◆ Written request
In the listing below, identify each line with the word "image" and return those lines.

◆ Provided information
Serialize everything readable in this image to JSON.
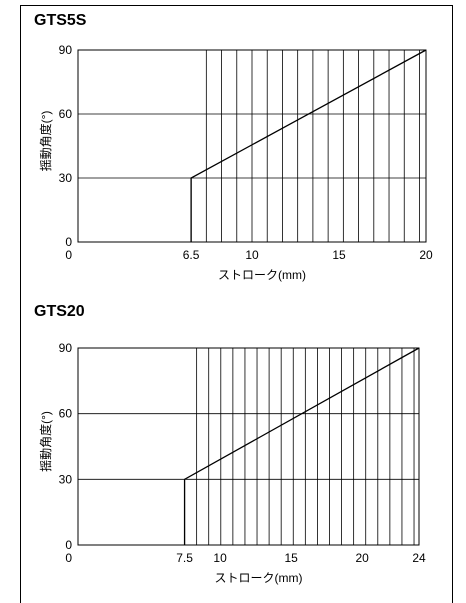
{
  "chart_data": [
    {
      "type": "line",
      "title": "GTS5S",
      "xlabel": "ストローク(mm)",
      "ylabel": "揺動角度(°)",
      "xlim": [
        0,
        20
      ],
      "ylim": [
        0,
        90
      ],
      "x_ticks": [
        "0",
        "6.5",
        "10",
        "15",
        "20"
      ],
      "y_ticks": [
        "0",
        "30",
        "60",
        "90"
      ],
      "series": [
        {
          "x": [
            6.5,
            6.5,
            20
          ],
          "y": [
            0,
            30,
            90
          ]
        }
      ],
      "hatch_from": 6.5,
      "hatch_step": 0.875,
      "grid": true
    },
    {
      "type": "line",
      "title": "GTS20",
      "xlabel": "ストローク(mm)",
      "ylabel": "揺動角度(°)",
      "xlim": [
        0,
        24
      ],
      "ylim": [
        0,
        90
      ],
      "x_ticks": [
        "0",
        "7.5",
        "10",
        "15",
        "20",
        "24"
      ],
      "y_ticks": [
        "0",
        "30",
        "60",
        "90"
      ],
      "series": [
        {
          "x": [
            7.5,
            7.5,
            24
          ],
          "y": [
            0,
            30,
            90
          ]
        }
      ],
      "hatch_from": 7.5,
      "hatch_step": 0.85,
      "grid": true
    }
  ]
}
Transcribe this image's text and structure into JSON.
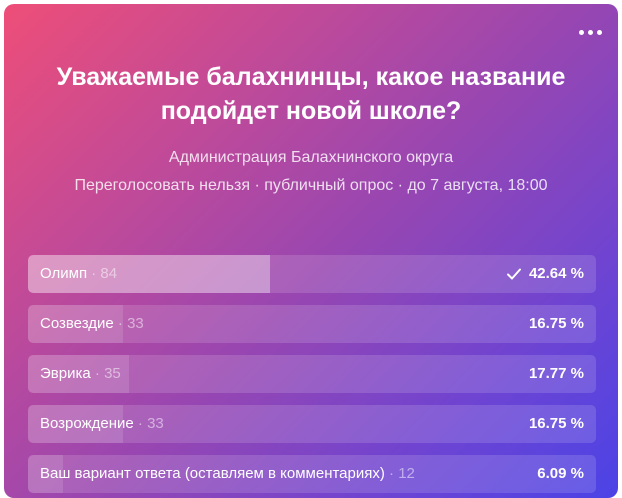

◆ The result
Serialize everything readable in this image to JSON.
Transcribe this image's text and structure into JSON.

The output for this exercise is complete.